▸ PROVIDED DATA:
_____

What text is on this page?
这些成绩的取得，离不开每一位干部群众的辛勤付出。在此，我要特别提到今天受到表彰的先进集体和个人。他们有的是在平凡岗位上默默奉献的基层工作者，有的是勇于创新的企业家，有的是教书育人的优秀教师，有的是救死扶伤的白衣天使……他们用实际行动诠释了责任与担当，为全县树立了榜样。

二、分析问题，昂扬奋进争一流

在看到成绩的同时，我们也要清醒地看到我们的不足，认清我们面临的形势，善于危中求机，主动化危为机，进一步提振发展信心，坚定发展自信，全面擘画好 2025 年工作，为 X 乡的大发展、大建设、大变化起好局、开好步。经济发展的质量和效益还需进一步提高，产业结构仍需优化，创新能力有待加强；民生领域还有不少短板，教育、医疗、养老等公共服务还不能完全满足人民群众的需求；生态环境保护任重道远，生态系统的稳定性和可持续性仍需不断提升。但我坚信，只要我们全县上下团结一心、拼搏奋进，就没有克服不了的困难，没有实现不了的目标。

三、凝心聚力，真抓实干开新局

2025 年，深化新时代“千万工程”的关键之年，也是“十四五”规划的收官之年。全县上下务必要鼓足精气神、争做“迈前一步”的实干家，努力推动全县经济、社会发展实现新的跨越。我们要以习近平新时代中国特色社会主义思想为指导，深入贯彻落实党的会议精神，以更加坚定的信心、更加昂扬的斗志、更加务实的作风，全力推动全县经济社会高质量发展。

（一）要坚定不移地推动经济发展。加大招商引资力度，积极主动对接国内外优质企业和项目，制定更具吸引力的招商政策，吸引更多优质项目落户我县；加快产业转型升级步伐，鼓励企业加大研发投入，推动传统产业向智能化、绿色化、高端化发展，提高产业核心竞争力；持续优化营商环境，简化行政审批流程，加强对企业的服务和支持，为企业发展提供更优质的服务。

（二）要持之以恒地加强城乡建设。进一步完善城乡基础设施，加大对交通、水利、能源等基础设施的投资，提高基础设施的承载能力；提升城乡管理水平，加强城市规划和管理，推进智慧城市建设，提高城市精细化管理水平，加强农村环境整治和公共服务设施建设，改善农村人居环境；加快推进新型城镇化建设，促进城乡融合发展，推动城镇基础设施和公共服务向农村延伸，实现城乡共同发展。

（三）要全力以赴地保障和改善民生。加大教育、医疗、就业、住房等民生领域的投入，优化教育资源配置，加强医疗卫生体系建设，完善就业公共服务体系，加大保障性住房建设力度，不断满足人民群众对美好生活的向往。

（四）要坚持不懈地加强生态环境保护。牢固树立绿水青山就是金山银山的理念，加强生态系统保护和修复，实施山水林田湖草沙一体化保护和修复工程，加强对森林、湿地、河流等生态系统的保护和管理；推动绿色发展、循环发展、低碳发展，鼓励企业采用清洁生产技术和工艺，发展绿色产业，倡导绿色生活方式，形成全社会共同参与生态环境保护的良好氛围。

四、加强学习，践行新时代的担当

_____

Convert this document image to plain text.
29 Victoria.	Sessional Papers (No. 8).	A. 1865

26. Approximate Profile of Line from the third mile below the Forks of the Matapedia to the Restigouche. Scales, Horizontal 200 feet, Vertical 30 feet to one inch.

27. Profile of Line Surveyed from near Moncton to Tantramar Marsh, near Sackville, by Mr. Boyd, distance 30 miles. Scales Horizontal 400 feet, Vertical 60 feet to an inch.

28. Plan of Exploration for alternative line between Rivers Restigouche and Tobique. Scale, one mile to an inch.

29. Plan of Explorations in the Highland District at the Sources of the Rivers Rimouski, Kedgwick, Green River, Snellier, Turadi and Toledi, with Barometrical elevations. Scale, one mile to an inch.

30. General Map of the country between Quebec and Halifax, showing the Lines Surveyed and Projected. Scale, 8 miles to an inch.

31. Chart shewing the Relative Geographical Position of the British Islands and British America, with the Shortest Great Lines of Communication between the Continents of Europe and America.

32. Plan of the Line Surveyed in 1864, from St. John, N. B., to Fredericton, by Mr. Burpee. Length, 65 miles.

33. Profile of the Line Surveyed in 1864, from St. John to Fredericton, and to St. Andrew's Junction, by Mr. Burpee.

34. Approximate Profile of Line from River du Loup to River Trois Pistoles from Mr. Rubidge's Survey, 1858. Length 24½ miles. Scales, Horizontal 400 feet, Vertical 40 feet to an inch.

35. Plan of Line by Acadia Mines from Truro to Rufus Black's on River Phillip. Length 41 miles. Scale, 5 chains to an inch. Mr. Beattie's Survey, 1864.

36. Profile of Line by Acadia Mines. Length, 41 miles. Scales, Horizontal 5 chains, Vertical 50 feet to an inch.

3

_____

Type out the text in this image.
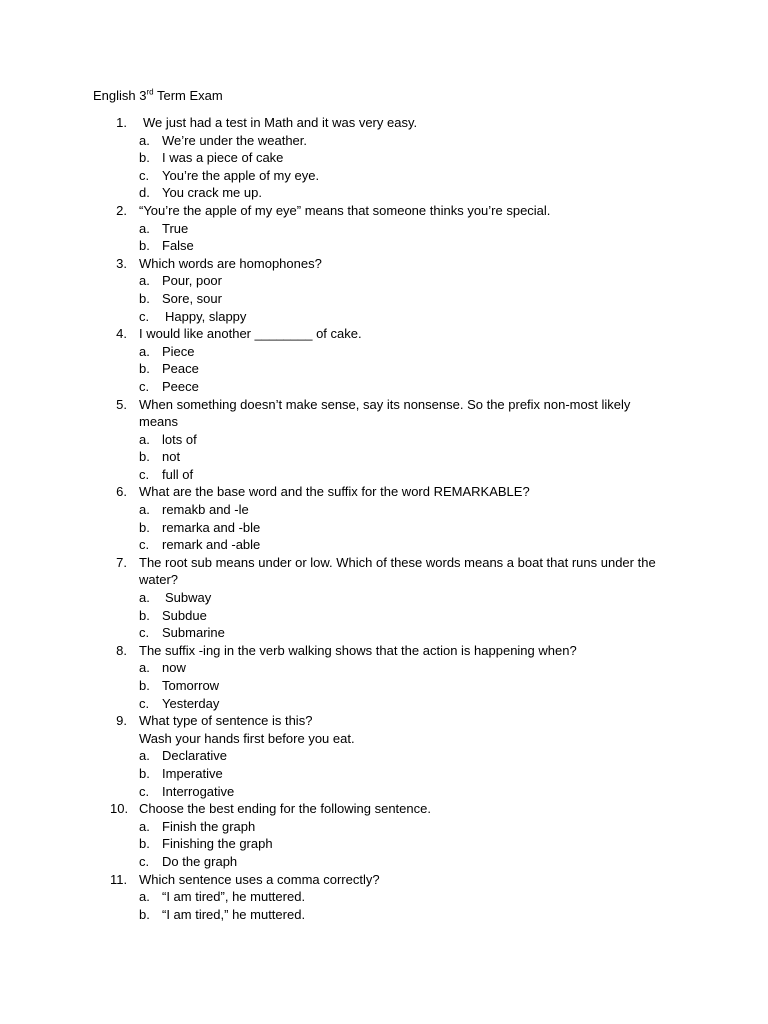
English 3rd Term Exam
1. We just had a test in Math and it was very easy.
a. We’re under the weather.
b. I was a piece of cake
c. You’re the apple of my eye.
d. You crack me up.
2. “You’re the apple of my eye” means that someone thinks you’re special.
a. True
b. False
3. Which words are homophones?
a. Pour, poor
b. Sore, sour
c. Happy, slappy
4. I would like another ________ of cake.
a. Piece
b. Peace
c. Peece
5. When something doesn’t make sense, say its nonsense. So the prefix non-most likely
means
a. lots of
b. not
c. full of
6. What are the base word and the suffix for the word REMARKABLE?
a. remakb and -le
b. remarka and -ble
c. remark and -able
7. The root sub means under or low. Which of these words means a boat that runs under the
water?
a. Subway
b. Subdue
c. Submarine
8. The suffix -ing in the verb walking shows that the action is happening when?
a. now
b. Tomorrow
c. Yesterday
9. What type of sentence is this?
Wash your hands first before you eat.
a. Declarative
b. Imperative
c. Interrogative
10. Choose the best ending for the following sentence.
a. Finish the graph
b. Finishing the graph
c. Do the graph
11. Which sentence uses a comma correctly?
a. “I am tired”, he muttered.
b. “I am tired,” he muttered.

_____

Return each line of the listing that holds the string "Plan".

28. Plan of Exploration for alternative line between Rivers Restigouche and Tobique. Scale, one mile to an inch.
29. Plan of Explorations in the Highland District at the Sources of the Rivers Rimouski, Kedgwick, Green River, Snellier, Turadi and Toledi, with Barometrical elevations. Scale, one mile to an inch.
32. Plan of the Line Surveyed in 1864, from St. John, N. B., to Fredericton, by Mr. Burpee. Length, 65 miles.
35. Plan of Line by Acadia Mines from Truro to Rufus Black's on River Phillip. Length 41 miles. Scale, 5 chains to an inch. Mr. Beattie's Survey, 1864.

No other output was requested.